## What is asked
Can you pull out each line of the data below that includes the word "deux"?

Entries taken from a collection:

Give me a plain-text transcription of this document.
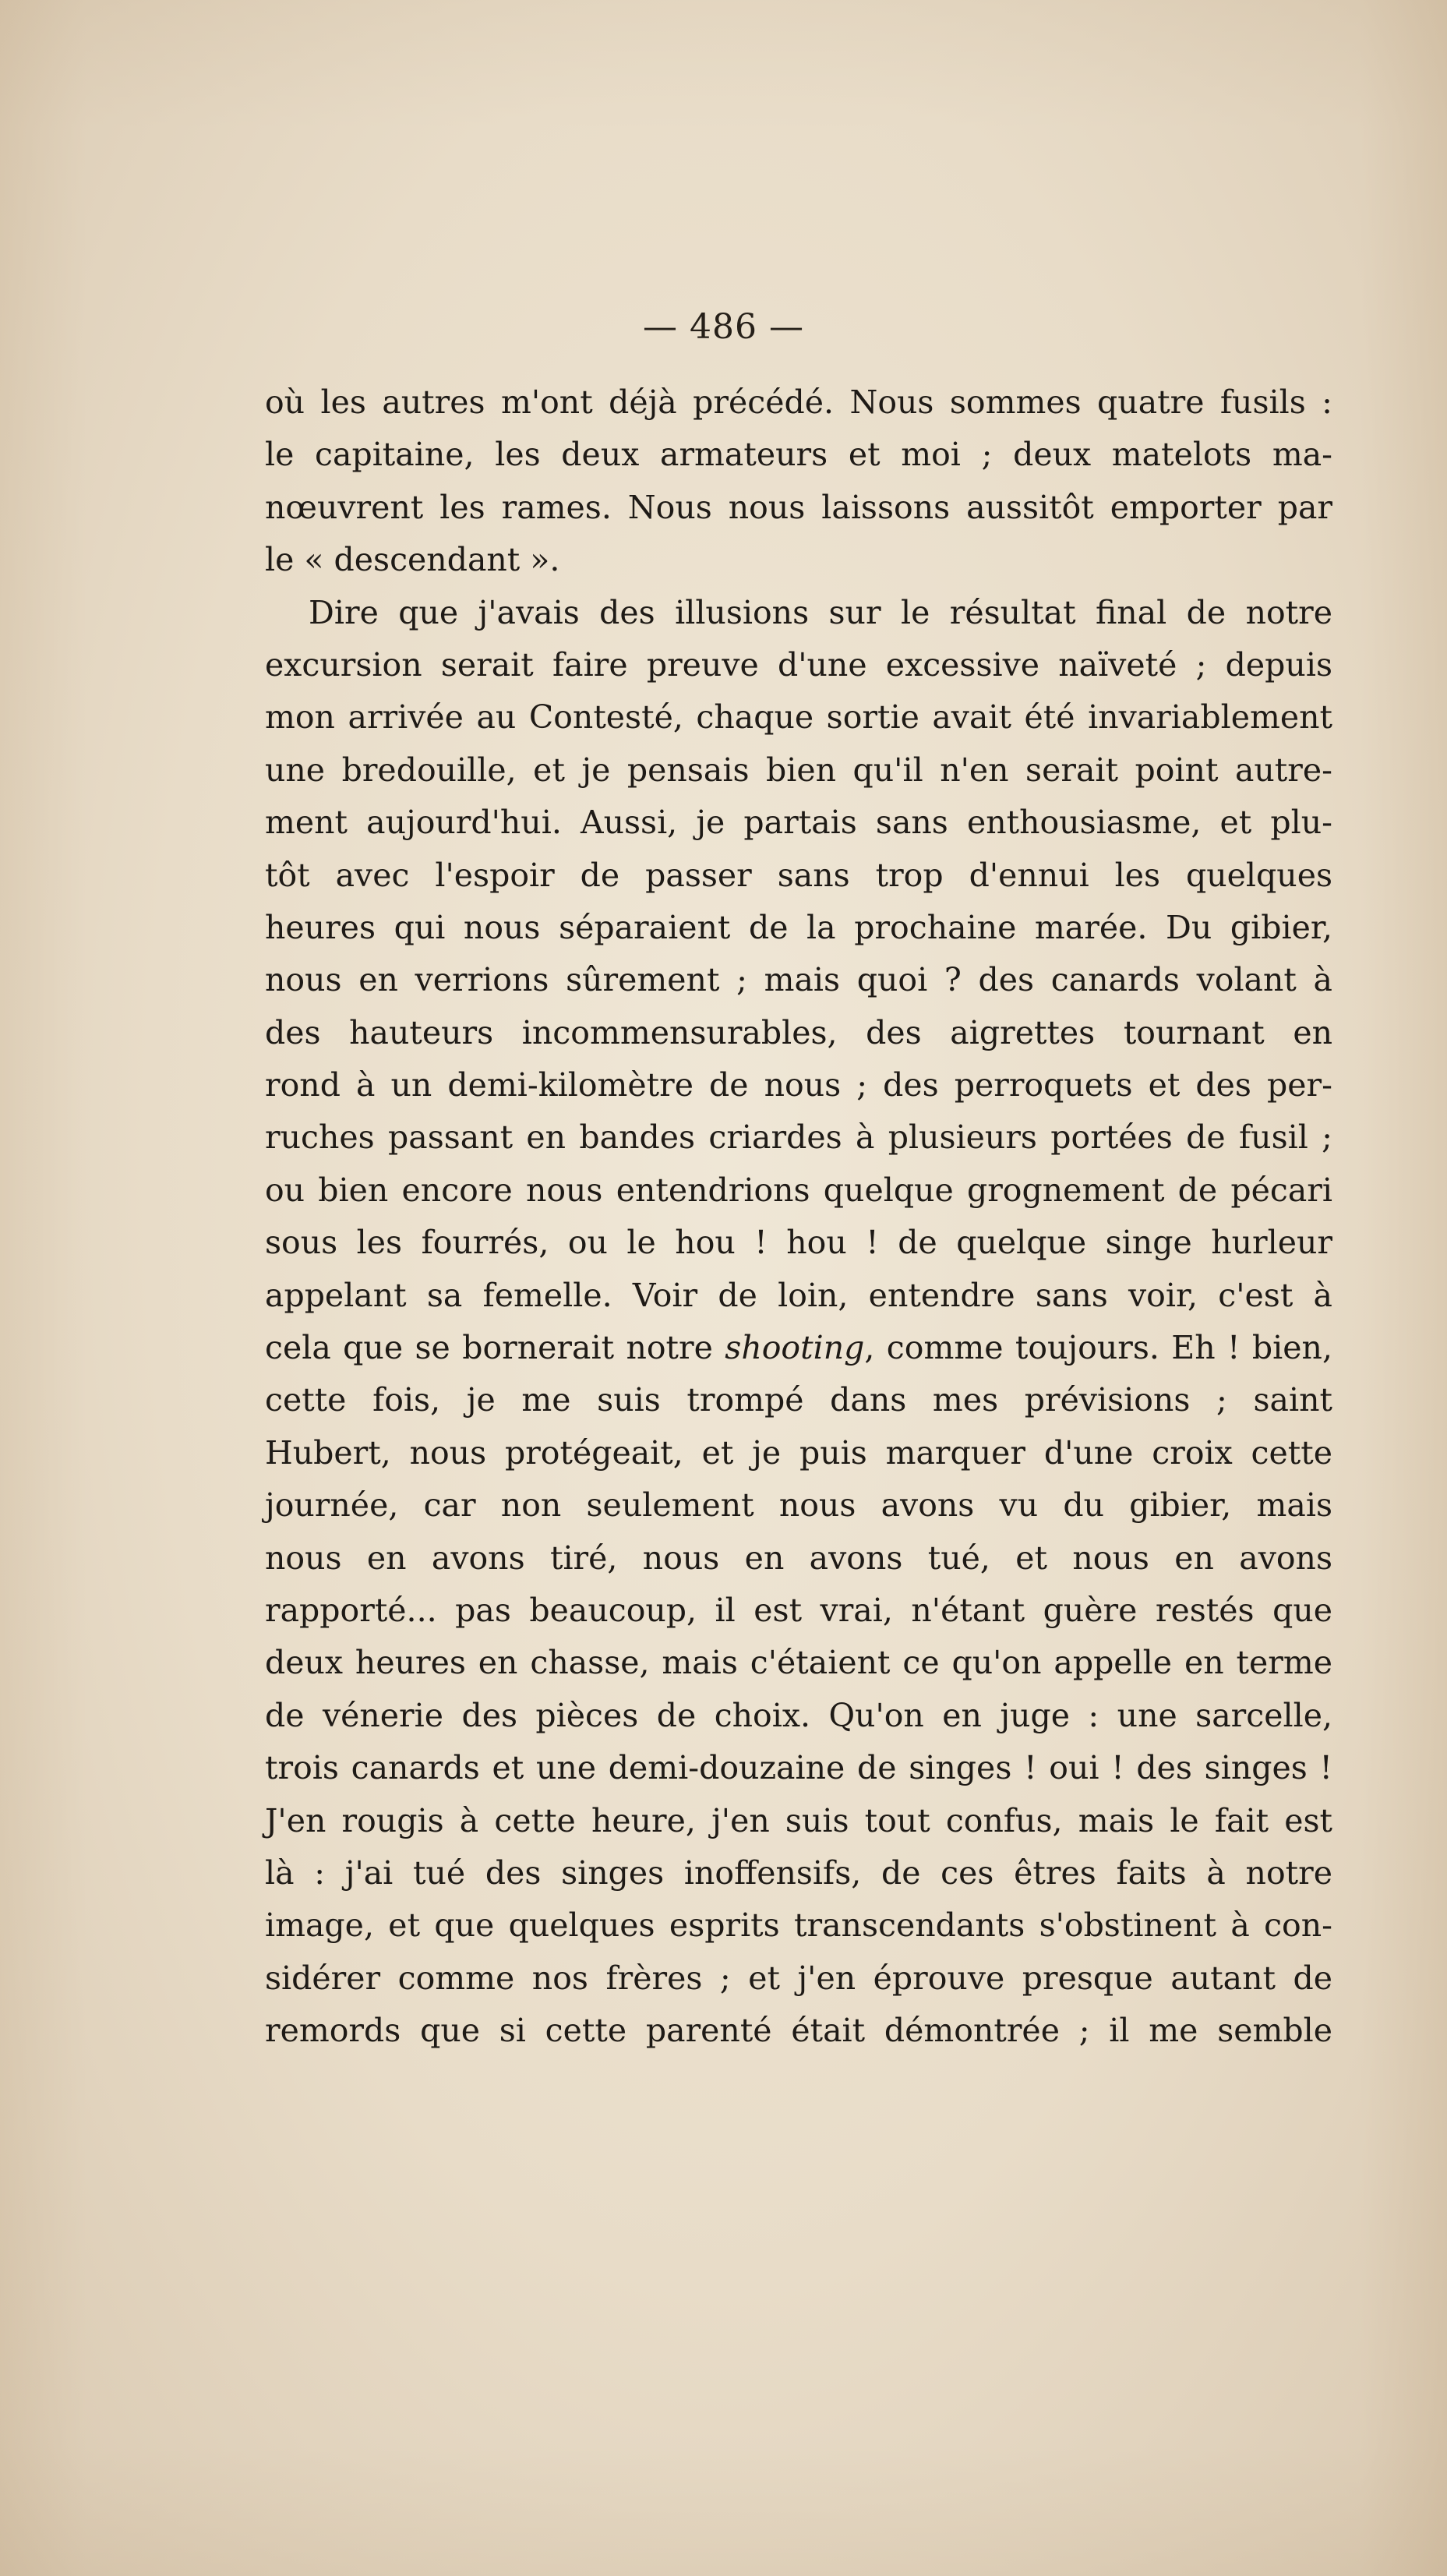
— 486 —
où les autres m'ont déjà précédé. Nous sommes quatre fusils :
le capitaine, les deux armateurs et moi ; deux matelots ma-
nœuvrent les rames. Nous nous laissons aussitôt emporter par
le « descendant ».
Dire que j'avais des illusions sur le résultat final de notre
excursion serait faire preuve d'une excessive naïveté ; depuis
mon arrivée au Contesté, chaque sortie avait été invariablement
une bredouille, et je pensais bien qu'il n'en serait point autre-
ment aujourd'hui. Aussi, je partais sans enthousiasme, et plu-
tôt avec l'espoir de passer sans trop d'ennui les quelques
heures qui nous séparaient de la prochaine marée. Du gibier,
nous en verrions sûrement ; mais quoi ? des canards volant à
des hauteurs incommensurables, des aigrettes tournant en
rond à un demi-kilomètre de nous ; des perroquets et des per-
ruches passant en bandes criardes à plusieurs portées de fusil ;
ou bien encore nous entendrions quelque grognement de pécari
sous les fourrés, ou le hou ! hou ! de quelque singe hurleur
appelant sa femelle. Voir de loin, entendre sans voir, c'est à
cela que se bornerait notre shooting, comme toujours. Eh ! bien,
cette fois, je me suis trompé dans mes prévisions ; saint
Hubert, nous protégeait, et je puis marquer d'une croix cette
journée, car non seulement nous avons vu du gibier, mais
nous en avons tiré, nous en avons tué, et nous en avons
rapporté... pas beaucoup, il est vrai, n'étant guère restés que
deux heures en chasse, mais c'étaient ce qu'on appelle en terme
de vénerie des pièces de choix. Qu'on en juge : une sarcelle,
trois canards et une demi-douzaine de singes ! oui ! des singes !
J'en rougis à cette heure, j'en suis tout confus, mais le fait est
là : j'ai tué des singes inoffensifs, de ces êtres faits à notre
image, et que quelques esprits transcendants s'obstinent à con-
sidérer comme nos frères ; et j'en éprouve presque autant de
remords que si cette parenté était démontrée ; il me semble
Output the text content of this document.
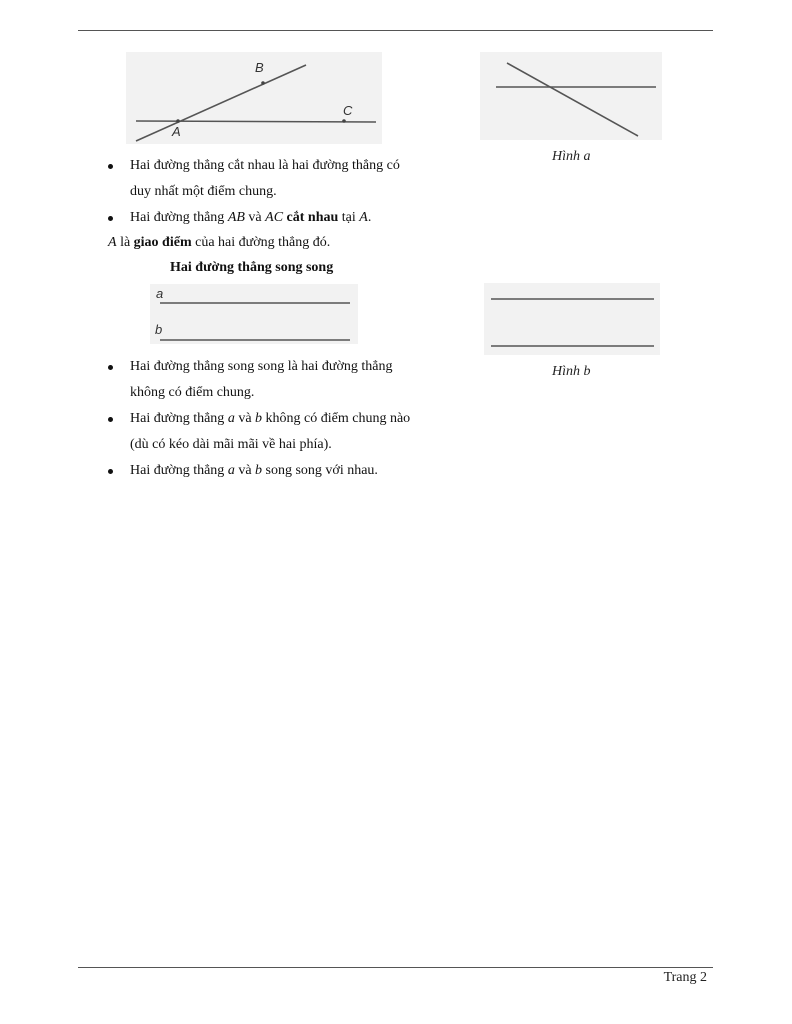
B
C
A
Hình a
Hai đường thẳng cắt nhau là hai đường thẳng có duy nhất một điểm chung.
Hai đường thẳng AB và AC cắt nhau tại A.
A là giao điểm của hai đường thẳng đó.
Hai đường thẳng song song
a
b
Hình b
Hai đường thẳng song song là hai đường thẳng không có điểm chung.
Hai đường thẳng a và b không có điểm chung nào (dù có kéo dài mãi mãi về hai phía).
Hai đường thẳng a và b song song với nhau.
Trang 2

## Answer to this task
le capitaine, les deux armateurs et moi ; deux matelots ma-
deux heures en chasse, mais c'étaient ce qu'on appelle en terme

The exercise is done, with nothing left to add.